◆ **Material**:
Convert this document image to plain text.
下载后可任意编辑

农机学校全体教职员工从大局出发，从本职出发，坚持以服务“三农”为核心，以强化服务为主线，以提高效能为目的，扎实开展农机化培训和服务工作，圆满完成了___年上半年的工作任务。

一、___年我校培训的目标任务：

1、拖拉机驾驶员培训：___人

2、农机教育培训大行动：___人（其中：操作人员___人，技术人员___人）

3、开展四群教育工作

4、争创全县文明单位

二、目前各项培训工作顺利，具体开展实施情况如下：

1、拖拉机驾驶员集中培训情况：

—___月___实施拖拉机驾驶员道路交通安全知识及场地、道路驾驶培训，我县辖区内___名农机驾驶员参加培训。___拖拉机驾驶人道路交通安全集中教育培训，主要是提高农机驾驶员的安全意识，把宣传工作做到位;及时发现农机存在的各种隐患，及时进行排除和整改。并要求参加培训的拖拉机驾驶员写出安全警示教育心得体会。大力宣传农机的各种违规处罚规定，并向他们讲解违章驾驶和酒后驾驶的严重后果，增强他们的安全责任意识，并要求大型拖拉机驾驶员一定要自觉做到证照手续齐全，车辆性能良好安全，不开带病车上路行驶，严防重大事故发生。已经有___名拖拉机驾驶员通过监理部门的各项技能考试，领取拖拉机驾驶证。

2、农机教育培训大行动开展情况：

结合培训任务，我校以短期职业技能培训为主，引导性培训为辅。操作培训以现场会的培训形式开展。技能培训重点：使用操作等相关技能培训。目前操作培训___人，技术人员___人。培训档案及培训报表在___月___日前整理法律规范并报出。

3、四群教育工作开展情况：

◆ **Directions**:
Return all of the data precisely as it appears.

◆ **Exercise result**:
Convert this document image to plain text.
下载后可任意编辑

农机学校全体教职员工从大局出发，从本职出发，坚持以服务“三农”为核心，以强化服务为主线，以提高效能为目的，扎实开展农机化培训和服务工作，圆满完成了___年上半年的工作任务。

一、___年我校培训的目标任务：

1、拖拉机驾驶员培训：___人

2、农机教育培训大行动：___人（其中：操作人员___人，技术人员___人）

3、开展四群教育工作

4、争创全县文明单位

二、目前各项培训工作顺利，具体开展实施情况如下：

1、拖拉机驾驶员集中培训情况：

—___月___实施拖拉机驾驶员道路交通安全知识及场地、道路驾驶培训，我县辖区内___名农机驾驶员参加培训。___拖拉机驾驶人道路交通安全集中教育培训，主要是提高农机驾驶员的安全意识，把宣传工作做到位;及时发现农机存在的各种隐患，及时进行排除和整改。并要求参加培训的拖拉机驾驶员写出安全警示教育心得体会。大力宣传农机的各种违规处罚规定，并向他们讲解违章驾驶和酒后驾驶的严重后果，增强他们的安全责任意识，并要求大型拖拉机驾驶员一定要自觉做到证照手续齐全，车辆性能良好安全，不开带病车上路行驶，严防重大事故发生。已经有___名拖拉机驾驶员通过监理部门的各项技能考试，领取拖拉机驾驶证。

2、农机教育培训大行动开展情况：

结合培训任务，我校以短期职业技能培训为主，引导性培训为辅。操作培训以现场会的培训形式开展。技能培训重点：使用操作等相关技能培训。目前操作培训___人，技术人员___人。培训档案及培训报表在___月___日前整理法律规范并报出。

3、四群教育工作开展情况：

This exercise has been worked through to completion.